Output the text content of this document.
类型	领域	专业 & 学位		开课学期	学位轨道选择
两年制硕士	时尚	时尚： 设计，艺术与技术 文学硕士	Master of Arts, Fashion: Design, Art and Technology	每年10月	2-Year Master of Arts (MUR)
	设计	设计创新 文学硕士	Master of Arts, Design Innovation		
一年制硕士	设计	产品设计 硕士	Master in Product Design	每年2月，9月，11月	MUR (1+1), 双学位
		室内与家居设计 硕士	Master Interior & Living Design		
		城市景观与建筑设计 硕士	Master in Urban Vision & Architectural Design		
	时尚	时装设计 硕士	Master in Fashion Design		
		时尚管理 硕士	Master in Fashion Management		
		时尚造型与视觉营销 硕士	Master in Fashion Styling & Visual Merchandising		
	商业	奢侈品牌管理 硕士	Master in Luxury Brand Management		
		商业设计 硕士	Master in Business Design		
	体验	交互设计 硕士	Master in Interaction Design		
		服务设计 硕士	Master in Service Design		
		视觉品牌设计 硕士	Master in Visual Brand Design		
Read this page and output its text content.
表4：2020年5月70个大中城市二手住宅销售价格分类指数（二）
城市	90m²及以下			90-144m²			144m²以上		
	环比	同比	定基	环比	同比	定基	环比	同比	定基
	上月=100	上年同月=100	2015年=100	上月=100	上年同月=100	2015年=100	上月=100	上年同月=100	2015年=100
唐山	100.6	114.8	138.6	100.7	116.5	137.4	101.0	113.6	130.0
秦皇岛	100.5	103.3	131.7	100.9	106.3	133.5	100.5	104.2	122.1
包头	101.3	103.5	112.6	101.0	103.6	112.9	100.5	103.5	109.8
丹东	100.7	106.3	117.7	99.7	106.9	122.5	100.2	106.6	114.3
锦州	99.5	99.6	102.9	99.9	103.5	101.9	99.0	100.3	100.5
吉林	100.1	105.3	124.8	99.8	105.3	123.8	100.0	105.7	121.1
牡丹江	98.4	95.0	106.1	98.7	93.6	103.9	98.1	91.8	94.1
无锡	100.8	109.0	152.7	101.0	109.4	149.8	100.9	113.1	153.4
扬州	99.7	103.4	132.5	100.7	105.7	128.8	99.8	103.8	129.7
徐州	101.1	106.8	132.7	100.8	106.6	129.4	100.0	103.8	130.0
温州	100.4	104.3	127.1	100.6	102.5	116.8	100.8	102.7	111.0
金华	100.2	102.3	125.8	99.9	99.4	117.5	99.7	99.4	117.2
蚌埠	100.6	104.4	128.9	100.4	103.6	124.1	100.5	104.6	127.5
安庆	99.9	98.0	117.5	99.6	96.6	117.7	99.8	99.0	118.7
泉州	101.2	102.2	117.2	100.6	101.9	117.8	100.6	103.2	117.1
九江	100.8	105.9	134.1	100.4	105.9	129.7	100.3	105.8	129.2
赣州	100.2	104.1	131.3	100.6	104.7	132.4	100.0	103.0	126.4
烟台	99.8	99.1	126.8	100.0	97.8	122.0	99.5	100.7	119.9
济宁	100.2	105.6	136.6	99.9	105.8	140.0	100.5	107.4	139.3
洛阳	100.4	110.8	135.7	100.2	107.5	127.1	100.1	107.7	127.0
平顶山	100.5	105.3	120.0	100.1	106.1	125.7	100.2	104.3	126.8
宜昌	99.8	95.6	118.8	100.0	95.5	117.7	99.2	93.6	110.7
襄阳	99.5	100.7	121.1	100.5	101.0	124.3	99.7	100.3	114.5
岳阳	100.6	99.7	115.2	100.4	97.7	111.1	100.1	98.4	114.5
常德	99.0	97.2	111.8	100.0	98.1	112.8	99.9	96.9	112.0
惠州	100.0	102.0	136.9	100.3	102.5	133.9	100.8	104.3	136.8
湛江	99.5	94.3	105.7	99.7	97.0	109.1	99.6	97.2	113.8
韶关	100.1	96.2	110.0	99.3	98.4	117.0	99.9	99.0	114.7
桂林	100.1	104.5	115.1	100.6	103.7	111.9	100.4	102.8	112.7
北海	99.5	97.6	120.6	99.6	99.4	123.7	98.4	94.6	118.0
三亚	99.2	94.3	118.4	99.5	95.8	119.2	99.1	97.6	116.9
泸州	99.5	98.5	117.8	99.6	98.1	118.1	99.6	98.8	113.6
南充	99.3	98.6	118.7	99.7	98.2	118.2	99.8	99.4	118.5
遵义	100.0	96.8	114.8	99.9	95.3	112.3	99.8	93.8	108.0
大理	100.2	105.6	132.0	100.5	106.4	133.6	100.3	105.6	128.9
──────
• **Task to carry out**
Search the lines above for the string "Brand", then show every one that has it.

• **Answer to the problem**
	商业	奢侈品牌管理 硕士	Master in Luxury Brand Management		
		视觉品牌设计 硕士	Master in Visual Brand Design		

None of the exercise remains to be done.